• Short task:
Lines containing the word "text" are to be located and copied.
____
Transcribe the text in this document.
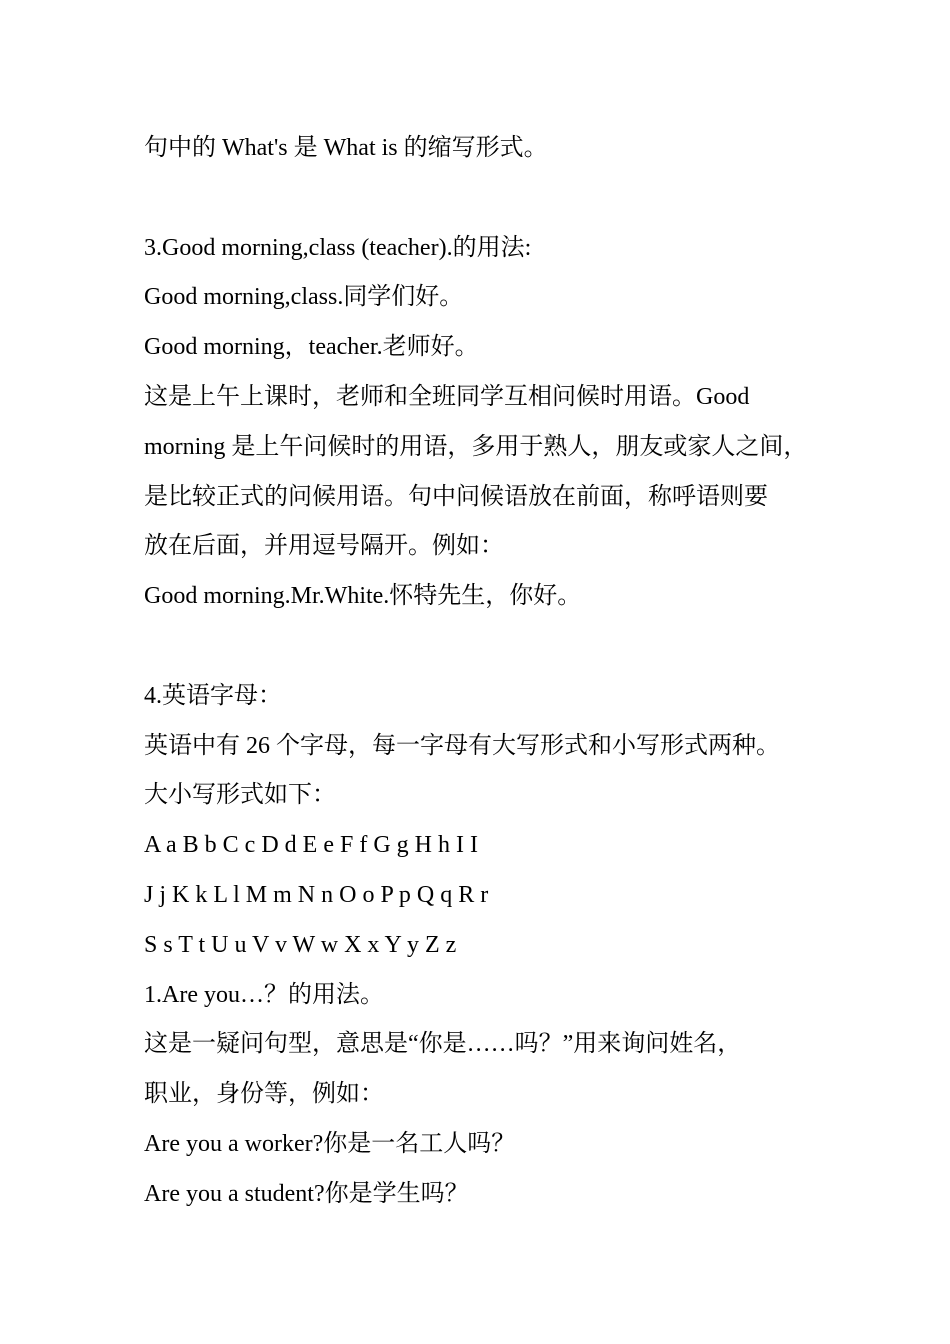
句中的 What's 是 What is 的缩写形式。
3.Good morning,class (teacher).的用法:
Good morning,class.同学们好。
Good morning，teacher.老师好。
这是上午上课时，老师和全班同学互相问候时用语。Good
morning 是上午问候时的用语，多用于熟人，朋友或家人之间，
是比较正式的问候用语。句中问候语放在前面，称呼语则要
放在后面，并用逗号隔开。例如：
Good morning.Mr.White.怀特先生，你好。
4.英语字母：
英语中有 26 个字母，每一字母有大写形式和小写形式两种。
大小写形式如下：
A a B b C c D d E e F f G g H h I I
J j K k L l M m N n O o P p Q q R r
S s T t U u V v W w X x Y y Z z
1.Are you…？的用法。
这是一疑问句型，意思是“你是……吗？”用来询问姓名，
职业，身份等，例如：
Are you a worker?你是一名工人吗？
Are you a student?你是学生吗？
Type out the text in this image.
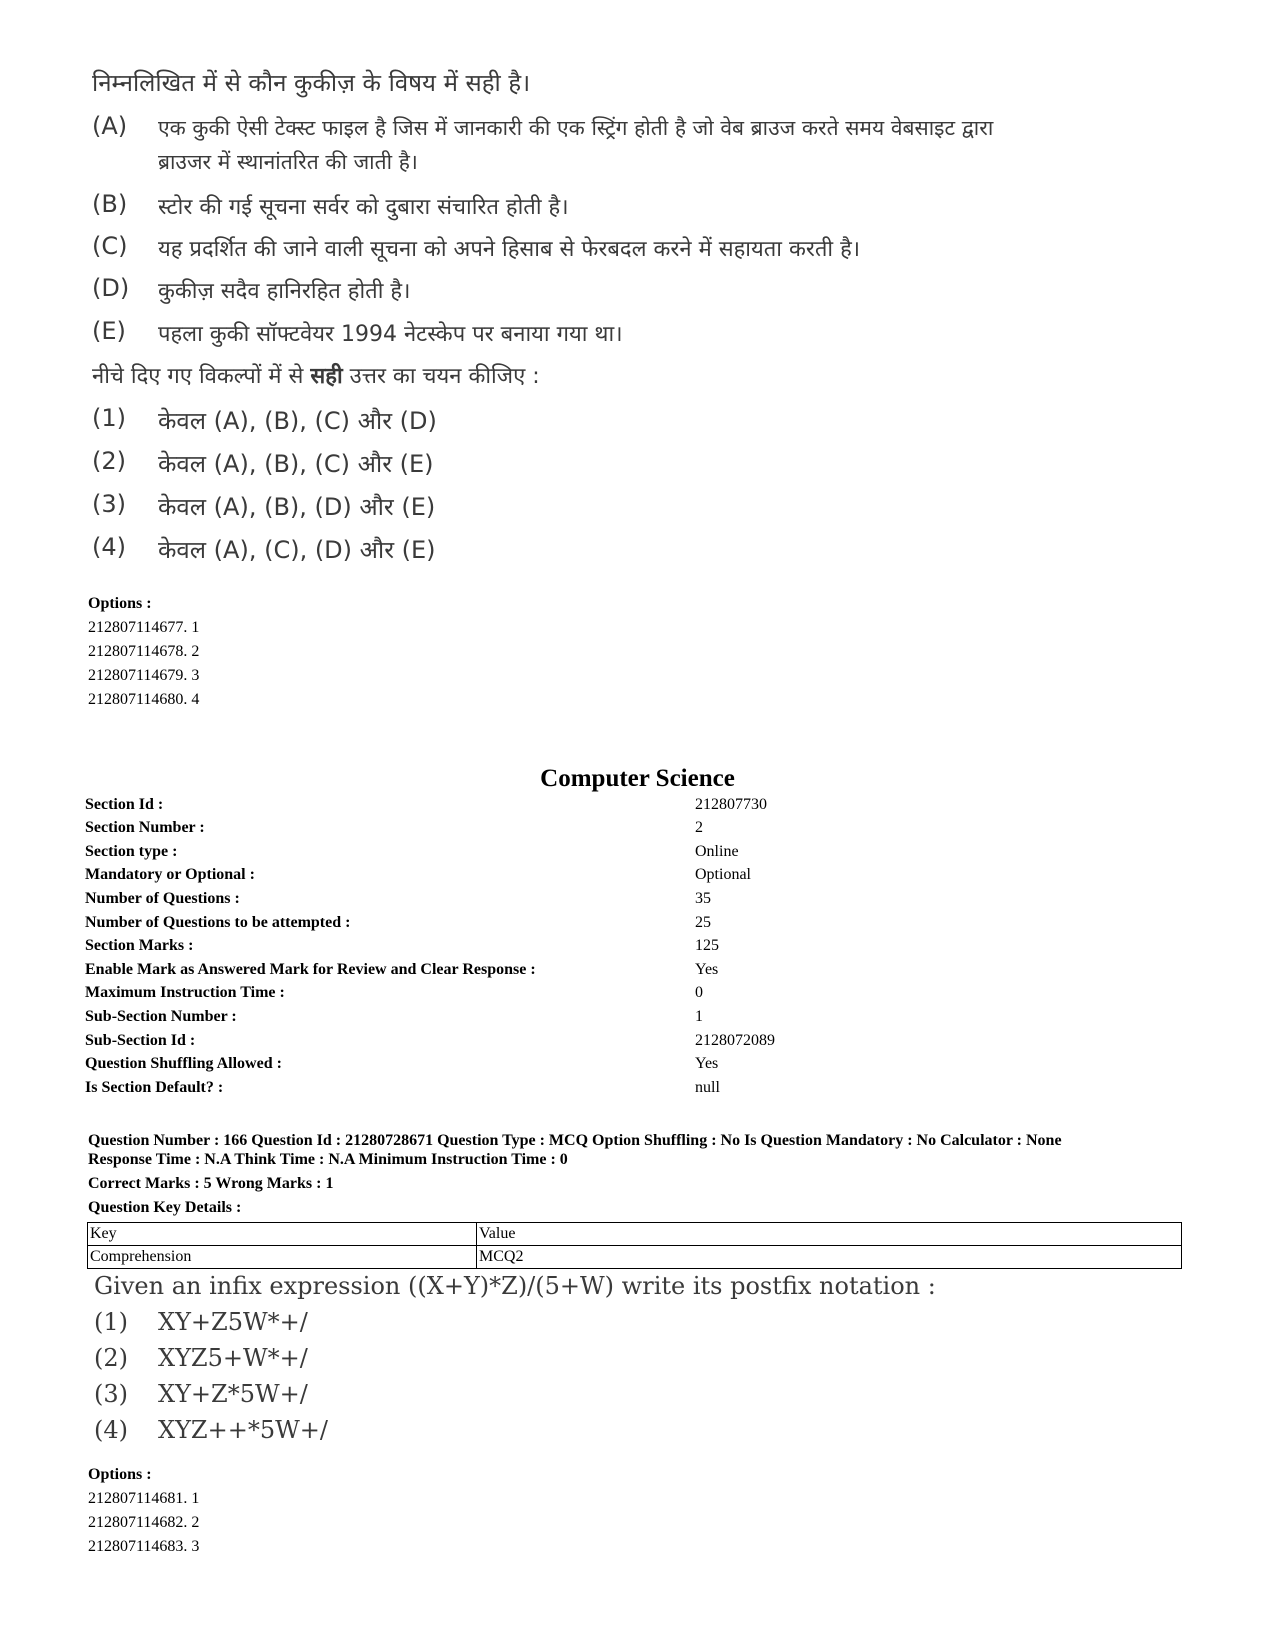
निम्नलिखित में से कौन कुकीज़ के विषय में सही है।
(A) एक कुकी ऐसी टेक्स्ट फाइल है जिस में जानकारी की एक स्ट्रिंग होती है जो वेब ब्राउज करते समय वेबसाइट द्वारा
ब्राउजर में स्थानांतरित की जाती है।
(B) स्टोर की गई सूचना सर्वर को दुबारा संचारित होती है।
(C) यह प्रदर्शित की जाने वाली सूचना को अपने हिसाब से फेरबदल करने में सहायता करती है।
(D) कुकीज़ सदैव हानिरहित होती है।
(E) पहला कुकी सॉफ्टवेयर 1994 नेटस्केप पर बनाया गया था।
नीचे दिए गए विकल्पों में से सही उत्तर का चयन कीजिए :
(1) केवल (A), (B), (C) और (D)
(2) केवल (A), (B), (C) और (E)
(3) केवल (A), (B), (D) और (E)
(4) केवल (A), (C), (D) और (E)
Options :
212807114677. 1
212807114678. 2
212807114679. 3
212807114680. 4
Computer Science
Section Id :	212807730
Section Number :	2
Section type :	Online
Mandatory or Optional :	Optional
Number of Questions :	35
Number of Questions to be attempted :	25
Section Marks :	125
Enable Mark as Answered Mark for Review and Clear Response :	Yes
Maximum Instruction Time :	0
Sub-Section Number :	1
Sub-Section Id :	2128072089
Question Shuffling Allowed :	Yes
Is Section Default? :	null
Question Number : 166 Question Id : 21280728671 Question Type : MCQ Option Shuffling : No Is Question Mandatory : No Calculator : None
Response Time : N.A Think Time : N.A Minimum Instruction Time : 0
Correct Marks : 5 Wrong Marks : 1
Question Key Details :
Key	Value
Comprehension	MCQ2
Given an infix expression ((X+Y)*Z)/(5+W) write its postfix notation :
(1) XY+Z5W*+/
(2) XYZ5+W*+/
(3) XY+Z*5W+/
(4) XYZ++*5W+/
Options :
212807114681. 1
212807114682. 2
212807114683. 3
____
• Output of the task:
Transcribe the text in this document.
Type out the text in this image.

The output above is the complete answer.